Material provided —
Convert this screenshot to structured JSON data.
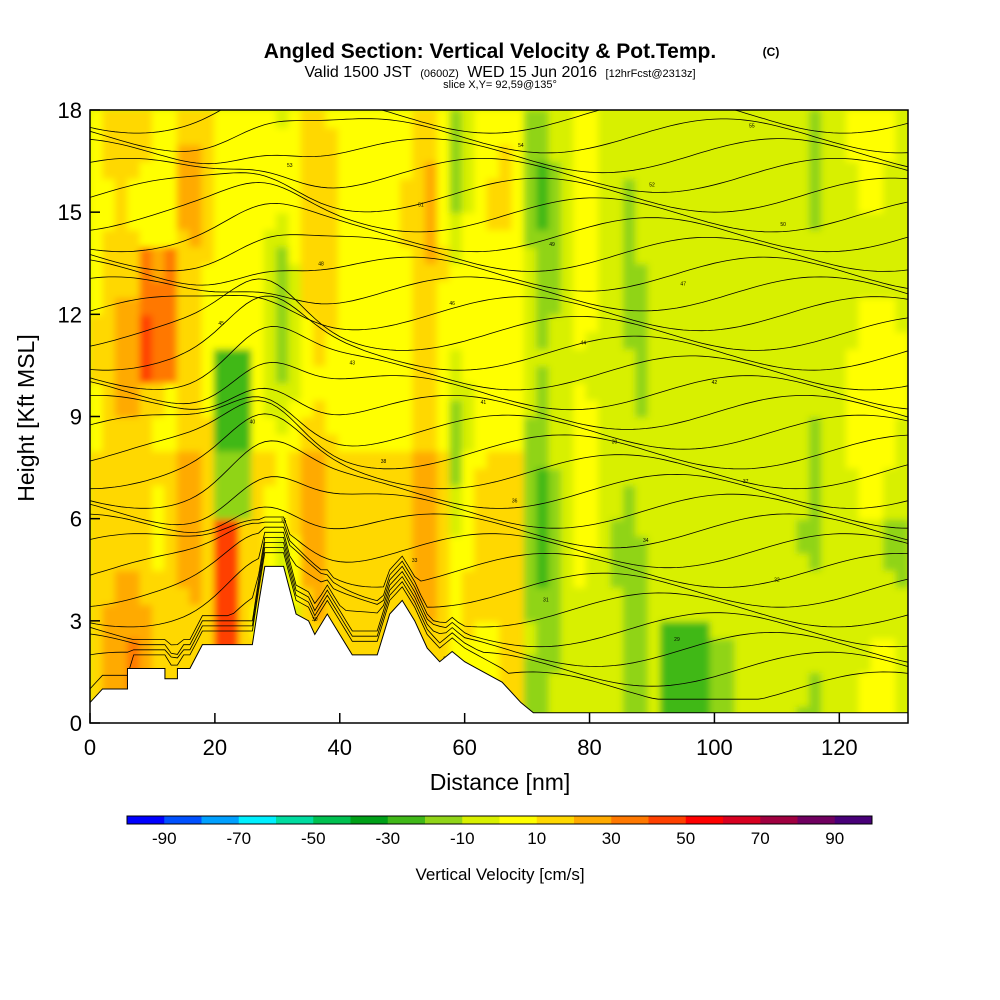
{
  "title": {
    "main": "Angled Section: Vertical Velocity & Pot.Temp.",
    "main_unit": "(C)",
    "valid_prefix": "Valid 1500 JST",
    "valid_utc": "(0600Z)",
    "valid_date": "WED 15 Jun 2016",
    "valid_fcst": "[12hrFcst@2313z]",
    "slice": "slice X,Y= 92,59@135°"
  },
  "chart_data": {
    "type": "heatmap",
    "xlabel": "Distance [nm]",
    "ylabel": "Height [Kft MSL]",
    "xlim": [
      0,
      131
    ],
    "ylim": [
      0,
      18
    ],
    "x_ticks": [
      0,
      20,
      40,
      60,
      80,
      100,
      120
    ],
    "y_ticks": [
      0,
      3,
      6,
      9,
      12,
      15,
      18
    ],
    "colorbar": {
      "label": "Vertical Velocity [cm/s]",
      "range": [
        -100,
        100
      ],
      "tick_values": [
        -90,
        -70,
        -50,
        -30,
        -10,
        10,
        30,
        50,
        70,
        90
      ],
      "colors": [
        "#0000ff",
        "#0050ff",
        "#00a0ff",
        "#00f0ff",
        "#00dca0",
        "#00c050",
        "#00a018",
        "#40b818",
        "#90d418",
        "#d8f000",
        "#ffff00",
        "#ffd800",
        "#ffaa00",
        "#ff7800",
        "#ff4000",
        "#ff0000",
        "#d80020",
        "#a00040",
        "#700060",
        "#480078"
      ]
    },
    "terrain": [
      [
        0,
        0.6
      ],
      [
        2,
        1.0
      ],
      [
        6,
        1.0
      ],
      [
        6,
        1.6
      ],
      [
        12,
        1.6
      ],
      [
        12,
        1.3
      ],
      [
        14,
        1.3
      ],
      [
        14,
        1.6
      ],
      [
        16,
        1.6
      ],
      [
        18,
        2.3
      ],
      [
        26,
        2.3
      ],
      [
        27,
        3.5
      ],
      [
        28,
        4.6
      ],
      [
        31,
        4.6
      ],
      [
        33,
        3.2
      ],
      [
        35,
        3.0
      ],
      [
        36,
        2.6
      ],
      [
        38,
        3.2
      ],
      [
        40,
        2.6
      ],
      [
        42,
        2.0
      ],
      [
        46,
        2.0
      ],
      [
        48,
        3.2
      ],
      [
        50,
        3.6
      ],
      [
        52,
        3.0
      ],
      [
        54,
        2.2
      ],
      [
        56,
        1.8
      ],
      [
        58,
        2.1
      ],
      [
        60,
        1.8
      ],
      [
        62,
        1.6
      ],
      [
        66,
        1.2
      ],
      [
        69,
        0.6
      ],
      [
        71,
        0.3
      ],
      [
        131,
        0.3
      ]
    ],
    "isentrope_label_values": [
      "27",
      "28",
      "29",
      "30",
      "31",
      "32",
      "33",
      "34",
      "35",
      "36",
      "37",
      "38",
      "39",
      "40",
      "41",
      "42",
      "43",
      "44",
      "45",
      "46",
      "47",
      "48",
      "49",
      "50",
      "51",
      "52",
      "53",
      "54",
      "55",
      "56"
    ]
  }
}
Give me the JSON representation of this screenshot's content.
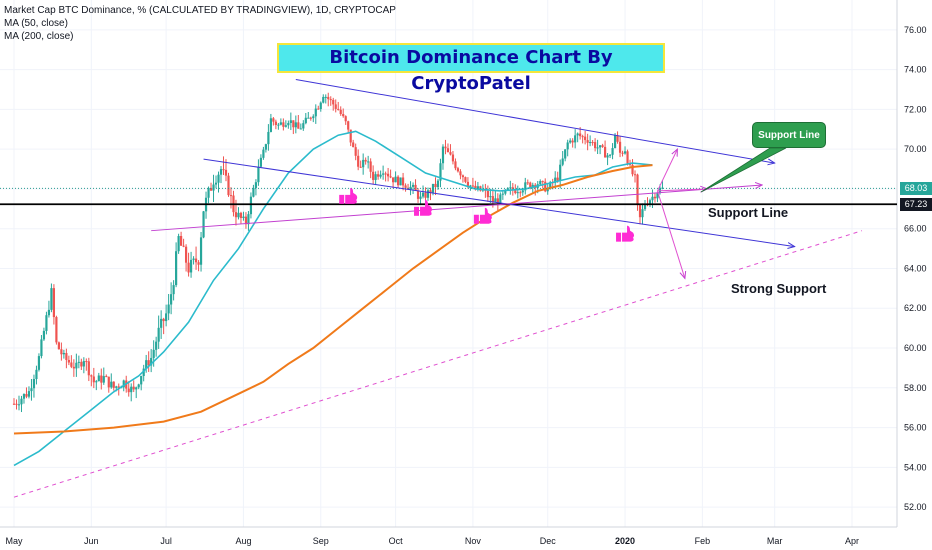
{
  "chart_data": {
    "type": "candlestick",
    "symbol_line": "Market Cap BTC Dominance, % (CALCULATED BY TRADINGVIEW), 1D, CRYPTOCAP",
    "indicators": [
      "MA (50, close)",
      "MA (200, close)"
    ],
    "title": "Bitcoin Dominance Chart By CryptoPatel",
    "ylim": [
      51,
      77.5
    ],
    "y_ticks": [
      "52.00",
      "54.00",
      "56.00",
      "58.00",
      "60.00",
      "62.00",
      "64.00",
      "66.00",
      "68.00",
      "70.00",
      "72.00",
      "74.00",
      "76.00"
    ],
    "x_ticks": [
      "May",
      "Jun",
      "Jul",
      "Aug",
      "Sep",
      "Oct",
      "Nov",
      "Dec",
      "2020",
      "Feb",
      "Mar",
      "Apr"
    ],
    "x_range_days": [
      0,
      340
    ],
    "x_tick_days": [
      0,
      31,
      61,
      92,
      123,
      153,
      184,
      214,
      245,
      276,
      305,
      336
    ],
    "price_path": [
      [
        0,
        57.2
      ],
      [
        6,
        57.8
      ],
      [
        10,
        59.5
      ],
      [
        13,
        61.5
      ],
      [
        15,
        62.8
      ],
      [
        17,
        60.2
      ],
      [
        20,
        59.5
      ],
      [
        25,
        59.0
      ],
      [
        28,
        59.5
      ],
      [
        32,
        58.3
      ],
      [
        36,
        58.5
      ],
      [
        40,
        58.0
      ],
      [
        44,
        58.3
      ],
      [
        48,
        57.8
      ],
      [
        52,
        59.0
      ],
      [
        55,
        59.5
      ],
      [
        58,
        60.8
      ],
      [
        62,
        62.0
      ],
      [
        64,
        63.5
      ],
      [
        66,
        65.5
      ],
      [
        70,
        64.0
      ],
      [
        74,
        64.5
      ],
      [
        76,
        67.0
      ],
      [
        80,
        68.5
      ],
      [
        83,
        69.0
      ],
      [
        86,
        68.0
      ],
      [
        88,
        67.0
      ],
      [
        91,
        66.5
      ],
      [
        93,
        66.3
      ],
      [
        95,
        67.5
      ],
      [
        98,
        69.0
      ],
      [
        100,
        69.8
      ],
      [
        103,
        71.5
      ],
      [
        106,
        71.2
      ],
      [
        110,
        71.5
      ],
      [
        114,
        71.0
      ],
      [
        118,
        71.5
      ],
      [
        122,
        72.2
      ],
      [
        124,
        72.8
      ],
      [
        127,
        72.4
      ],
      [
        130,
        72.0
      ],
      [
        133,
        71.3
      ],
      [
        136,
        70.0
      ],
      [
        139,
        69.0
      ],
      [
        141,
        69.5
      ],
      [
        144,
        68.6
      ],
      [
        148,
        69.0
      ],
      [
        152,
        68.5
      ],
      [
        156,
        68.3
      ],
      [
        160,
        68.0
      ],
      [
        163,
        67.5
      ],
      [
        166,
        67.8
      ],
      [
        170,
        68.3
      ],
      [
        172,
        70.1
      ],
      [
        175,
        69.6
      ],
      [
        178,
        69.0
      ],
      [
        181,
        68.5
      ],
      [
        184,
        68.0
      ],
      [
        188,
        67.9
      ],
      [
        192,
        67.4
      ],
      [
        195,
        67.5
      ],
      [
        198,
        67.9
      ],
      [
        202,
        68.0
      ],
      [
        206,
        68.2
      ],
      [
        210,
        68.3
      ],
      [
        214,
        68.0
      ],
      [
        218,
        68.6
      ],
      [
        222,
        70.3
      ],
      [
        226,
        70.7
      ],
      [
        230,
        70.5
      ],
      [
        233,
        70.2
      ],
      [
        236,
        69.9
      ],
      [
        239,
        69.6
      ],
      [
        241,
        70.7
      ],
      [
        243,
        69.8
      ],
      [
        245,
        70.0
      ],
      [
        247,
        69.0
      ],
      [
        249,
        68.5
      ],
      [
        250,
        67.0
      ],
      [
        251,
        66.5
      ],
      [
        253,
        67.3
      ],
      [
        256,
        67.6
      ],
      [
        258,
        67.9
      ],
      [
        260,
        68.0
      ]
    ],
    "price_rng": [
      0.5,
      57.5,
      89.5,
      60.0
    ],
    "ma50": [
      [
        0,
        54.1
      ],
      [
        10,
        54.8
      ],
      [
        20,
        55.8
      ],
      [
        30,
        56.8
      ],
      [
        40,
        57.8
      ],
      [
        50,
        58.6
      ],
      [
        60,
        59.8
      ],
      [
        70,
        61.3
      ],
      [
        80,
        63.4
      ],
      [
        90,
        65.0
      ],
      [
        100,
        67.0
      ],
      [
        110,
        68.8
      ],
      [
        120,
        70.0
      ],
      [
        130,
        70.7
      ],
      [
        137,
        70.9
      ],
      [
        145,
        70.4
      ],
      [
        155,
        69.6
      ],
      [
        165,
        68.8
      ],
      [
        175,
        68.4
      ],
      [
        185,
        68.0
      ],
      [
        195,
        67.9
      ],
      [
        205,
        68.0
      ],
      [
        215,
        68.3
      ],
      [
        225,
        68.6
      ],
      [
        233,
        68.7
      ],
      [
        240,
        69.1
      ],
      [
        248,
        69.3
      ],
      [
        256,
        69.2
      ]
    ],
    "ma200": [
      [
        0,
        55.7
      ],
      [
        20,
        55.8
      ],
      [
        40,
        56.0
      ],
      [
        60,
        56.3
      ],
      [
        75,
        56.8
      ],
      [
        90,
        57.7
      ],
      [
        100,
        58.3
      ],
      [
        110,
        59.2
      ],
      [
        120,
        60.0
      ],
      [
        130,
        61.0
      ],
      [
        140,
        62.0
      ],
      [
        150,
        63.0
      ],
      [
        160,
        64.0
      ],
      [
        170,
        64.9
      ],
      [
        180,
        65.8
      ],
      [
        190,
        66.6
      ],
      [
        200,
        67.3
      ],
      [
        210,
        67.9
      ],
      [
        220,
        68.2
      ],
      [
        230,
        68.6
      ],
      [
        240,
        68.9
      ],
      [
        248,
        69.1
      ],
      [
        256,
        69.2
      ]
    ],
    "trendlines": [
      {
        "name": "upper-channel",
        "from": [
          113,
          73.5
        ],
        "to": [
          305,
          69.3
        ],
        "color": "#3f35d6",
        "style": "solid",
        "arrow": true
      },
      {
        "name": "lower-channel",
        "from": [
          76,
          69.5
        ],
        "to": [
          313,
          65.1
        ],
        "color": "#3f35d6",
        "style": "solid",
        "arrow": true
      },
      {
        "name": "rising-support",
        "from": [
          55,
          65.9
        ],
        "to": [
          300,
          68.2
        ],
        "color": "#c240d0",
        "style": "solid",
        "arrow": true
      },
      {
        "name": "long-term-support",
        "from": [
          0,
          52.5
        ],
        "to": [
          340,
          65.9
        ],
        "color": "#e050d0",
        "style": "dashed",
        "arrow": false
      }
    ],
    "horizontal_lines": [
      {
        "name": "black-support",
        "y": 67.23,
        "color": "#000000"
      },
      {
        "name": "dotted-last-price",
        "y": 68.03,
        "color": "#2a9d8f"
      }
    ],
    "projection_arrows": [
      {
        "from": [
          258,
          67.9
        ],
        "to": [
          266,
          70.0
        ]
      },
      {
        "from": [
          258,
          67.9
        ],
        "to": [
          278,
          68.0
        ]
      },
      {
        "from": [
          258,
          67.9
        ],
        "to": [
          269,
          63.5
        ]
      }
    ],
    "thumbs": [
      [
        134,
        67.6
      ],
      [
        164,
        67.0
      ],
      [
        188,
        66.6
      ],
      [
        245,
        65.7
      ]
    ],
    "labels": {
      "support_line_callout": "Support Line",
      "support_line_text": "Support Line",
      "strong_support_text": "Strong Support"
    },
    "price_tags": [
      {
        "text": "68.03",
        "value": 68.03,
        "color": "#26a69a"
      },
      {
        "text": "67.23",
        "value": 67.23,
        "color": "#131722"
      }
    ],
    "colors": {
      "up": "#26a69a",
      "down": "#ef5350",
      "ma50": "#2bbbcc",
      "ma200": "#f07a1a",
      "grid": "#f0f3fa",
      "thumb": "#ff2bd4"
    }
  }
}
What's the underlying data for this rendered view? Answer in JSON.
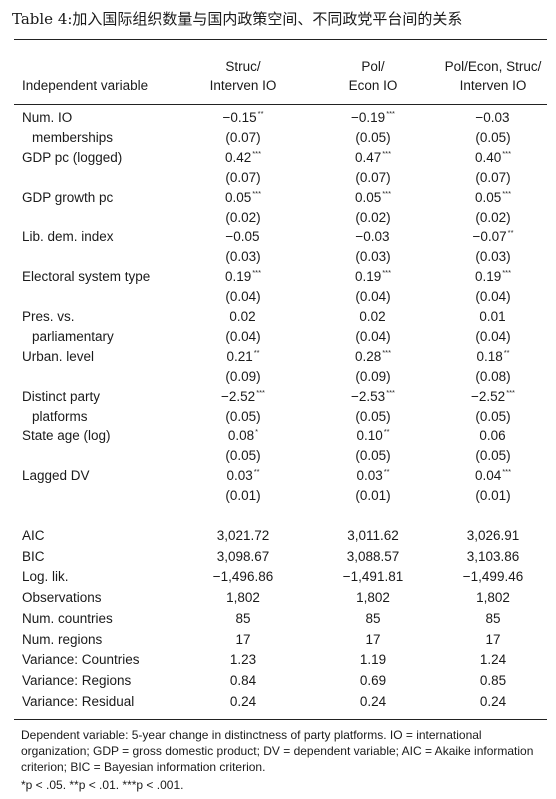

Task instructions — Scan the lines for the string "channel". Copy out each line that matches.

Task result —
        "name": "upper-channel",
        "name": "lower-channel",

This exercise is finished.